Goal
Look through the material below. Copy each line that contains the string "accounting".

Materials provided
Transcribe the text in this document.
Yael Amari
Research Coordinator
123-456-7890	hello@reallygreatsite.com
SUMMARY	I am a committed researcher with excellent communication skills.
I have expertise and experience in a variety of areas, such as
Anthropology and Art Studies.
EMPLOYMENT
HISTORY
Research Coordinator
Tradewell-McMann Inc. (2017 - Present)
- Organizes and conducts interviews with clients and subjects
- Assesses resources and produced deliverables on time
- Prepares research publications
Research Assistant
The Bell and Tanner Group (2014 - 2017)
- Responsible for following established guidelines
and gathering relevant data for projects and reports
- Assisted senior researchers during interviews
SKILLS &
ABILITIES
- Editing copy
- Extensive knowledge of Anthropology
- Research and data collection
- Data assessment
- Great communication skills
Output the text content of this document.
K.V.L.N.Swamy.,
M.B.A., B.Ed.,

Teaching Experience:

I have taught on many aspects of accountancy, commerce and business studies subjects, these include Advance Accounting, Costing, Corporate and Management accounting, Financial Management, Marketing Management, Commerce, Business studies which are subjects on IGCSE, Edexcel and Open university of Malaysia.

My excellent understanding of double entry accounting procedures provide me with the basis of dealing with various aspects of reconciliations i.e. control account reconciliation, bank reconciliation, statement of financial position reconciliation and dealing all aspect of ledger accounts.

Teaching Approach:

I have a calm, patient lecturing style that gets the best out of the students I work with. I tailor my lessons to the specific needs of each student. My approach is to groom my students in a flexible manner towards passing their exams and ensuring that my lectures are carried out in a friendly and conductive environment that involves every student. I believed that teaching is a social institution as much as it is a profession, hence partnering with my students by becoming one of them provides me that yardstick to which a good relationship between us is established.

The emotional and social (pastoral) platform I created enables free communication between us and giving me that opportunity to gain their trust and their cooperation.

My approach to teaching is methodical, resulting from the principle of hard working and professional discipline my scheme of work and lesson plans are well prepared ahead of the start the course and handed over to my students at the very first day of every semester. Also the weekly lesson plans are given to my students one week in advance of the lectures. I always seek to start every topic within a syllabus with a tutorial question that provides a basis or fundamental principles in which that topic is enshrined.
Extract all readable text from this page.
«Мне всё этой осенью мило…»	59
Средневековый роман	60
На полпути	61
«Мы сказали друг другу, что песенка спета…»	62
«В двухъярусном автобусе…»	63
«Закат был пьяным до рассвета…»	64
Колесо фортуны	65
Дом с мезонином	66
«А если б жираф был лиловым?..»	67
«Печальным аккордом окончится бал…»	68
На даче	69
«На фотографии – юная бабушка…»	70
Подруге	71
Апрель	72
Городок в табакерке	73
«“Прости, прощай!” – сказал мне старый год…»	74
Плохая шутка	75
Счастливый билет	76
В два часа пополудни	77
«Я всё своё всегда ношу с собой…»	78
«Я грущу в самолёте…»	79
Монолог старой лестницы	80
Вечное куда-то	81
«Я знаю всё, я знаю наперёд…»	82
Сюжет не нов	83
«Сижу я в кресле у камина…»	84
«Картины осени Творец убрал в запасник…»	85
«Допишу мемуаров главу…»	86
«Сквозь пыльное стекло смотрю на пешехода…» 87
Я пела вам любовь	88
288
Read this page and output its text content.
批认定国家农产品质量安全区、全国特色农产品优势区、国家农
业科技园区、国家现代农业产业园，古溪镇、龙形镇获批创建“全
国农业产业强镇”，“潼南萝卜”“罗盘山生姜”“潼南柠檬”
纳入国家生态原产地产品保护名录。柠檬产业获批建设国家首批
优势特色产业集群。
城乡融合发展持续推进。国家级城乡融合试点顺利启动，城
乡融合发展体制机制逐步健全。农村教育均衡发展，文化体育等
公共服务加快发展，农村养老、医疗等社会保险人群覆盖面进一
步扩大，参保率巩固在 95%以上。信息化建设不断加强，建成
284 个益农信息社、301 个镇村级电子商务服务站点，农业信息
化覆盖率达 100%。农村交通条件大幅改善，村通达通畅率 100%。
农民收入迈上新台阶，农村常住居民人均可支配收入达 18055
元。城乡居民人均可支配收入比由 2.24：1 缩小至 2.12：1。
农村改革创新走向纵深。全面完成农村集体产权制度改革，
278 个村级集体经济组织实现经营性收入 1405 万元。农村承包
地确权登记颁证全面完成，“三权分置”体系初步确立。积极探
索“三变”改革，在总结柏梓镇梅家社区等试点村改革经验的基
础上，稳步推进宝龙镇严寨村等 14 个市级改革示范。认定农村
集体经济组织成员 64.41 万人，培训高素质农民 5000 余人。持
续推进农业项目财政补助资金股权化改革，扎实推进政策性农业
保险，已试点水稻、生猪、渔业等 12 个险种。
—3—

Written response
I have taught on many aspects of accountancy, commerce and business studies subjects, these include Advance Accounting, Costing, Corporate and Management accounting, Financial Management, Marketing Management, Commerce, Business studies which are subjects on IGCSE, Edexcel and Open university of Malaysia.
My excellent understanding of double entry accounting procedures provide me with the basis of dealing with various aspects of reconciliations i.e. control account reconciliation, bank reconciliation, statement of financial position reconciliation and dealing all aspect of ledger accounts.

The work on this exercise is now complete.